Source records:
◆ ◆ ◆

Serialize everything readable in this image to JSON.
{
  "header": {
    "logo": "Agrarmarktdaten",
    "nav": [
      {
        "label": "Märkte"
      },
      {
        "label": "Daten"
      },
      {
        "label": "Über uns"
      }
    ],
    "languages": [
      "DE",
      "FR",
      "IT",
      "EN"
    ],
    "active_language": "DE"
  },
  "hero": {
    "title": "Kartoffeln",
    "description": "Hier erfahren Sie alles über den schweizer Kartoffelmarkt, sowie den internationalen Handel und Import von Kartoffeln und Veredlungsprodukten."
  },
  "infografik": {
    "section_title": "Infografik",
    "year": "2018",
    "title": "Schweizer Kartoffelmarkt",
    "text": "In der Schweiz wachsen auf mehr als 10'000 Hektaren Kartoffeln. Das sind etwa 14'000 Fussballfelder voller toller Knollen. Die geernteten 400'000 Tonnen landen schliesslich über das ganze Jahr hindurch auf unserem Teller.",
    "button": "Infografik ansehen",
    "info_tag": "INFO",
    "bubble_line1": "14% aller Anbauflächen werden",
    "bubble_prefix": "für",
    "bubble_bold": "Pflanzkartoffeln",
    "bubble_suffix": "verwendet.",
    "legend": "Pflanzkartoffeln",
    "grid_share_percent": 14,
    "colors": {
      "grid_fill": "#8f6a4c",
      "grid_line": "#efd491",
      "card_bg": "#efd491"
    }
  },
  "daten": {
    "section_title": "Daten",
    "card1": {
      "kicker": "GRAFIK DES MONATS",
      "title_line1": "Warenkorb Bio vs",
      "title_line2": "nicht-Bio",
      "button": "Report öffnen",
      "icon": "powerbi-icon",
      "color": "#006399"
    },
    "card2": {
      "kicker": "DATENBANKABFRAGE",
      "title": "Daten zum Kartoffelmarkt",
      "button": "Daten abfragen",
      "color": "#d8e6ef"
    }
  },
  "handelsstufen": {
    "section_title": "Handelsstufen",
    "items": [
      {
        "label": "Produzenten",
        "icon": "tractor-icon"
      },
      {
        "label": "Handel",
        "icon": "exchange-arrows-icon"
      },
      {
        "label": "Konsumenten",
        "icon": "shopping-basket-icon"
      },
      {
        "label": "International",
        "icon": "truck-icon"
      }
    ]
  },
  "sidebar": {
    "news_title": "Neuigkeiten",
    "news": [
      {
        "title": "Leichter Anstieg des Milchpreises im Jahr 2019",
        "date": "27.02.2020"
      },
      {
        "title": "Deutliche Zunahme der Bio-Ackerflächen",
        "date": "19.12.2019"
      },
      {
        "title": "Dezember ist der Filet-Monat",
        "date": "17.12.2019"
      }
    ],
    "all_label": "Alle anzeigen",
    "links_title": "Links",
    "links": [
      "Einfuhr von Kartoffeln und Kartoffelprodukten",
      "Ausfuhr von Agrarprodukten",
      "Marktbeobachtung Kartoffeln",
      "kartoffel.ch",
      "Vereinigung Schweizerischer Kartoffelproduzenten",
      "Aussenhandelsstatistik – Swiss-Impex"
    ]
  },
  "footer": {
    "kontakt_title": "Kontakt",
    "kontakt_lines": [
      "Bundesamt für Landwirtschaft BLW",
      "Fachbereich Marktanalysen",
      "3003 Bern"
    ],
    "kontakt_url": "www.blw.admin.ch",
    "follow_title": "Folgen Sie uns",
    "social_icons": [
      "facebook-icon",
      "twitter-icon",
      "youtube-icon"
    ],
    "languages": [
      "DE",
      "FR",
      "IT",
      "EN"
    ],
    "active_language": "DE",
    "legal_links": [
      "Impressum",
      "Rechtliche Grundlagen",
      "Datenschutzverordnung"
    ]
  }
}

◆ ◆ ◆

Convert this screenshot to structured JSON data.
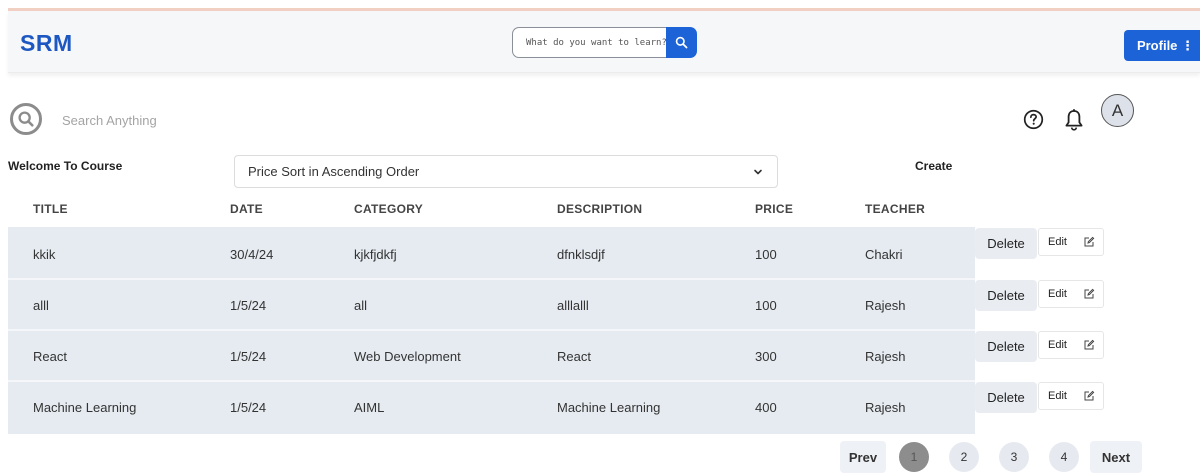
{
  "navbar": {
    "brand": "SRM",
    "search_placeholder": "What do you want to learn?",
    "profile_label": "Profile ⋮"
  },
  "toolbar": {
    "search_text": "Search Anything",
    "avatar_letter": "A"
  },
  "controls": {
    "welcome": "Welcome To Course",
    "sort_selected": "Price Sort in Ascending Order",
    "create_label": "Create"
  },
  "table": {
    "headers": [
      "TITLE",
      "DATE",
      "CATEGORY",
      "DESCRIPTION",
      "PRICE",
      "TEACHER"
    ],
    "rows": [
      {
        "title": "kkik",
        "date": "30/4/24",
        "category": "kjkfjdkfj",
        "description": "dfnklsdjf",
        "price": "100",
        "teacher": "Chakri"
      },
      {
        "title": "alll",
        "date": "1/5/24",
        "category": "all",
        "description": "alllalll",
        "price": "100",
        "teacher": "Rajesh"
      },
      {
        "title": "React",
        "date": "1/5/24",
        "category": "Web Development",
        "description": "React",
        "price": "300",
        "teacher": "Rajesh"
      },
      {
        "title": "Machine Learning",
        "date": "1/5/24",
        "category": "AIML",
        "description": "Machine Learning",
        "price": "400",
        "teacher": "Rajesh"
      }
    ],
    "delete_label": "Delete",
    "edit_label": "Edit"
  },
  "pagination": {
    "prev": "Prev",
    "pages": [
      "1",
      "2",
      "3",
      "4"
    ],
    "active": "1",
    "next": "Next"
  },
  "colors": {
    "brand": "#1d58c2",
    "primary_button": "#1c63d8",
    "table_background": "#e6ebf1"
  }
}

◆ ◆ ◆

Written problem: Consider the entries above and return each line with the string "kicker".

Written response:
      "kicker": "GRAFIK DES MONATS",
      "kicker": "DATENBANKABFRAGE",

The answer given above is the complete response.